Figure record listings
-*-*-
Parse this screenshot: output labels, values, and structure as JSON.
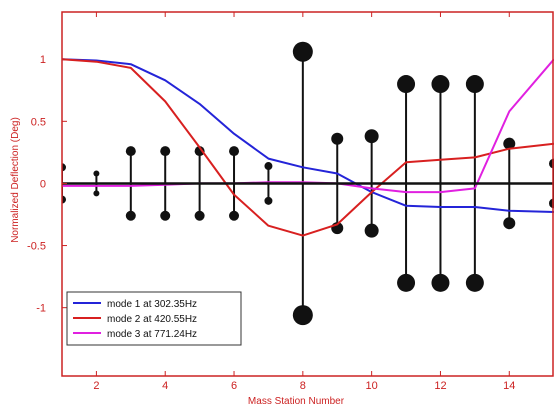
{
  "chart_data": {
    "type": "line",
    "xlabel": "Mass Station Number",
    "ylabel": "Normalized Deflection (Deg)",
    "xlim": [
      1,
      15.3
    ],
    "ylim": [
      -1.55,
      1.38
    ],
    "xticks": [
      2,
      4,
      6,
      8,
      10,
      12,
      14
    ],
    "yticks": [
      -1,
      -0.5,
      0,
      0.5,
      1
    ],
    "ytick_labels": [
      "-1",
      "-0.5",
      "0",
      "0.5",
      "1"
    ],
    "grid": false,
    "legend_position": "bottom-left",
    "colors": {
      "axis": "#cc2222",
      "mode1": "#2424d8",
      "mode2": "#d82020",
      "mode3": "#e020e0",
      "stems": "#111111"
    },
    "series": [
      {
        "name": "mode 1 at 302.35Hz",
        "color": "#2424d8",
        "x": [
          1,
          2,
          3,
          4,
          5,
          6,
          7,
          8,
          9,
          10,
          11,
          12,
          13,
          14,
          15.3
        ],
        "y": [
          1.0,
          0.99,
          0.96,
          0.83,
          0.64,
          0.4,
          0.2,
          0.13,
          0.08,
          -0.07,
          -0.18,
          -0.19,
          -0.19,
          -0.22,
          -0.23
        ]
      },
      {
        "name": "mode 2 at 420.55Hz",
        "color": "#d82020",
        "x": [
          1,
          2,
          3,
          4,
          5,
          6,
          7,
          8,
          9,
          10,
          11,
          12,
          13,
          14,
          15.3
        ],
        "y": [
          1.0,
          0.98,
          0.93,
          0.66,
          0.29,
          -0.09,
          -0.34,
          -0.42,
          -0.33,
          -0.07,
          0.17,
          0.19,
          0.21,
          0.28,
          0.32
        ]
      },
      {
        "name": "mode 3 at 771.24Hz",
        "color": "#e020e0",
        "x": [
          1,
          2,
          3,
          4,
          5,
          6,
          7,
          8,
          9,
          10,
          11,
          12,
          13,
          14,
          15.3
        ],
        "y": [
          -0.02,
          -0.02,
          -0.02,
          -0.01,
          0.0,
          0.0,
          0.01,
          0.01,
          0.0,
          -0.04,
          -0.07,
          -0.07,
          -0.04,
          0.58,
          1.0
        ]
      }
    ],
    "mass_stations": [
      {
        "x": 1,
        "upper": 0.13,
        "lower": -0.13,
        "size": 4
      },
      {
        "x": 2,
        "upper": 0.08,
        "lower": -0.08,
        "size": 3
      },
      {
        "x": 3,
        "upper": 0.26,
        "lower": -0.26,
        "size": 5
      },
      {
        "x": 4,
        "upper": 0.26,
        "lower": -0.26,
        "size": 5
      },
      {
        "x": 5,
        "upper": 0.26,
        "lower": -0.26,
        "size": 5
      },
      {
        "x": 6,
        "upper": 0.26,
        "lower": -0.26,
        "size": 5
      },
      {
        "x": 7,
        "upper": 0.14,
        "lower": -0.14,
        "size": 4
      },
      {
        "x": 8,
        "upper": 1.06,
        "lower": -1.06,
        "size": 10
      },
      {
        "x": 9,
        "upper": 0.36,
        "lower": -0.36,
        "size": 6
      },
      {
        "x": 10,
        "upper": 0.38,
        "lower": -0.38,
        "size": 7
      },
      {
        "x": 11,
        "upper": 0.8,
        "lower": -0.8,
        "size": 9
      },
      {
        "x": 12,
        "upper": 0.8,
        "lower": -0.8,
        "size": 9
      },
      {
        "x": 13,
        "upper": 0.8,
        "lower": -0.8,
        "size": 9
      },
      {
        "x": 14,
        "upper": 0.32,
        "lower": -0.32,
        "size": 6
      },
      {
        "x": 15.3,
        "upper": 0.16,
        "lower": -0.16,
        "size": 5
      }
    ]
  }
}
-*-*-
Work instructions:
Repeat the entries exactly. Pictures are excluded from the copy.

Exercise response:
Parse this screenshot: output labels, values, and structure as JSON.
{
  "chart_data": {
    "type": "line",
    "xlabel": "Mass Station Number",
    "ylabel": "Normalized Deflection (Deg)",
    "xlim": [
      1,
      15.3
    ],
    "ylim": [
      -1.55,
      1.38
    ],
    "xticks": [
      2,
      4,
      6,
      8,
      10,
      12,
      14
    ],
    "yticks": [
      -1,
      -0.5,
      0,
      0.5,
      1
    ],
    "ytick_labels": [
      "-1",
      "-0.5",
      "0",
      "0.5",
      "1"
    ],
    "grid": false,
    "legend_position": "bottom-left",
    "colors": {
      "axis": "#cc2222",
      "mode1": "#2424d8",
      "mode2": "#d82020",
      "mode3": "#e020e0",
      "stems": "#111111"
    },
    "series": [
      {
        "name": "mode 1 at 302.35Hz",
        "color": "#2424d8",
        "x": [
          1,
          2,
          3,
          4,
          5,
          6,
          7,
          8,
          9,
          10,
          11,
          12,
          13,
          14,
          15.3
        ],
        "y": [
          1.0,
          0.99,
          0.96,
          0.83,
          0.64,
          0.4,
          0.2,
          0.13,
          0.08,
          -0.07,
          -0.18,
          -0.19,
          -0.19,
          -0.22,
          -0.23
        ]
      },
      {
        "name": "mode 2 at 420.55Hz",
        "color": "#d82020",
        "x": [
          1,
          2,
          3,
          4,
          5,
          6,
          7,
          8,
          9,
          10,
          11,
          12,
          13,
          14,
          15.3
        ],
        "y": [
          1.0,
          0.98,
          0.93,
          0.66,
          0.29,
          -0.09,
          -0.34,
          -0.42,
          -0.33,
          -0.07,
          0.17,
          0.19,
          0.21,
          0.28,
          0.32
        ]
      },
      {
        "name": "mode 3 at 771.24Hz",
        "color": "#e020e0",
        "x": [
          1,
          2,
          3,
          4,
          5,
          6,
          7,
          8,
          9,
          10,
          11,
          12,
          13,
          14,
          15.3
        ],
        "y": [
          -0.02,
          -0.02,
          -0.02,
          -0.01,
          0.0,
          0.0,
          0.01,
          0.01,
          0.0,
          -0.04,
          -0.07,
          -0.07,
          -0.04,
          0.58,
          1.0
        ]
      }
    ],
    "mass_stations": [
      {
        "x": 1,
        "upper": 0.13,
        "lower": -0.13,
        "size": 4
      },
      {
        "x": 2,
        "upper": 0.08,
        "lower": -0.08,
        "size": 3
      },
      {
        "x": 3,
        "upper": 0.26,
        "lower": -0.26,
        "size": 5
      },
      {
        "x": 4,
        "upper": 0.26,
        "lower": -0.26,
        "size": 5
      },
      {
        "x": 5,
        "upper": 0.26,
        "lower": -0.26,
        "size": 5
      },
      {
        "x": 6,
        "upper": 0.26,
        "lower": -0.26,
        "size": 5
      },
      {
        "x": 7,
        "upper": 0.14,
        "lower": -0.14,
        "size": 4
      },
      {
        "x": 8,
        "upper": 1.06,
        "lower": -1.06,
        "size": 10
      },
      {
        "x": 9,
        "upper": 0.36,
        "lower": -0.36,
        "size": 6
      },
      {
        "x": 10,
        "upper": 0.38,
        "lower": -0.38,
        "size": 7
      },
      {
        "x": 11,
        "upper": 0.8,
        "lower": -0.8,
        "size": 9
      },
      {
        "x": 12,
        "upper": 0.8,
        "lower": -0.8,
        "size": 9
      },
      {
        "x": 13,
        "upper": 0.8,
        "lower": -0.8,
        "size": 9
      },
      {
        "x": 14,
        "upper": 0.32,
        "lower": -0.32,
        "size": 6
      },
      {
        "x": 15.3,
        "upper": 0.16,
        "lower": -0.16,
        "size": 5
      }
    ]
  }
}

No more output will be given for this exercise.